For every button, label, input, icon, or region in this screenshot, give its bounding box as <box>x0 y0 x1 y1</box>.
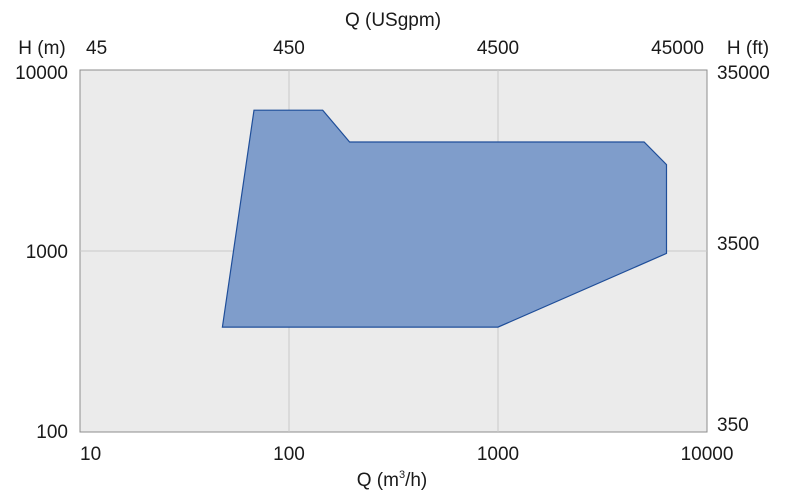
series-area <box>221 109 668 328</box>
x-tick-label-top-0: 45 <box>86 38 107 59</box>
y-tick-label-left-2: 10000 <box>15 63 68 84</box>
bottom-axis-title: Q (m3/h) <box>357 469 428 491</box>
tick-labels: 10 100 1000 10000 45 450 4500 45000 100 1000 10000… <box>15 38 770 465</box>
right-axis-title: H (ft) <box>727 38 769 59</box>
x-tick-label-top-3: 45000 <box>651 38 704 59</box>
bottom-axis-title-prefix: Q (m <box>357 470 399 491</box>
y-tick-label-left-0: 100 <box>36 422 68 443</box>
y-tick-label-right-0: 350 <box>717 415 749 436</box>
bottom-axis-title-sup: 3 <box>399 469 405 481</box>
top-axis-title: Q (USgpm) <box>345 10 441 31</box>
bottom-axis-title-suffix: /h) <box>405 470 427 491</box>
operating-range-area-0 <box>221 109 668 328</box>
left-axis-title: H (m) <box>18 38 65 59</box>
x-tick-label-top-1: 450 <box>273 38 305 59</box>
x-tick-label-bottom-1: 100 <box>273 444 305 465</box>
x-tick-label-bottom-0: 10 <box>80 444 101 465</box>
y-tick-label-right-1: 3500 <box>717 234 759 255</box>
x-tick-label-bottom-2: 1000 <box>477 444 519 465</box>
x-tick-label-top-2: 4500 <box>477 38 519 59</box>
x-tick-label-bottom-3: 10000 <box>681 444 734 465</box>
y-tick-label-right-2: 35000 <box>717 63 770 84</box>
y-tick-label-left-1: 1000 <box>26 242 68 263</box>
++++++++++++++++++++
- What the task asks -
Please copy the lines of the records word for word, starting at the line containing "series-area <box>221 109 668 328</box>" and ending at the line containing "x-tick-label-top-2: 4500 <box>477".

- Written solution -
series-area <box>221 109 668 328</box>
x-tick-label-top-0: 45 <box>86 38 107 59</box>
y-tick-label-left-2: 10000 <box>15 63 68 84</box>
bottom-axis-title: Q (m3/h) <box>357 469 428 491</box>
tick-labels: 10 100 1000 10000 45 450 4500 45000 100 1000 10000… <box>15 38 770 465</box>
right-axis-title: H (ft) <box>727 38 769 59</box>
x-tick-label-top-3: 45000 <box>651 38 704 59</box>
bottom-axis-title-prefix: Q (m <box>357 470 399 491</box>
y-tick-label-left-0: 100 <box>36 422 68 443</box>
y-tick-label-right-0: 350 <box>717 415 749 436</box>
bottom-axis-title-sup: 3 <box>399 469 405 481</box>
top-axis-title: Q (USgpm) <box>345 10 441 31</box>
bottom-axis-title-suffix: /h) <box>405 470 427 491</box>
operating-range-area-0 <box>221 109 668 328</box>
left-axis-title: H (m) <box>18 38 65 59</box>
x-tick-label-top-1: 450 <box>273 38 305 59</box>
x-tick-label-bottom-1: 100 <box>273 444 305 465</box>
x-tick-label-bottom-0: 10 <box>80 444 101 465</box>
y-tick-label-right-1: 3500 <box>717 234 759 255</box>
x-tick-label-bottom-2: 1000 <box>477 444 519 465</box>
x-tick-label-top-2: 4500 <box>477 38 519 59</box>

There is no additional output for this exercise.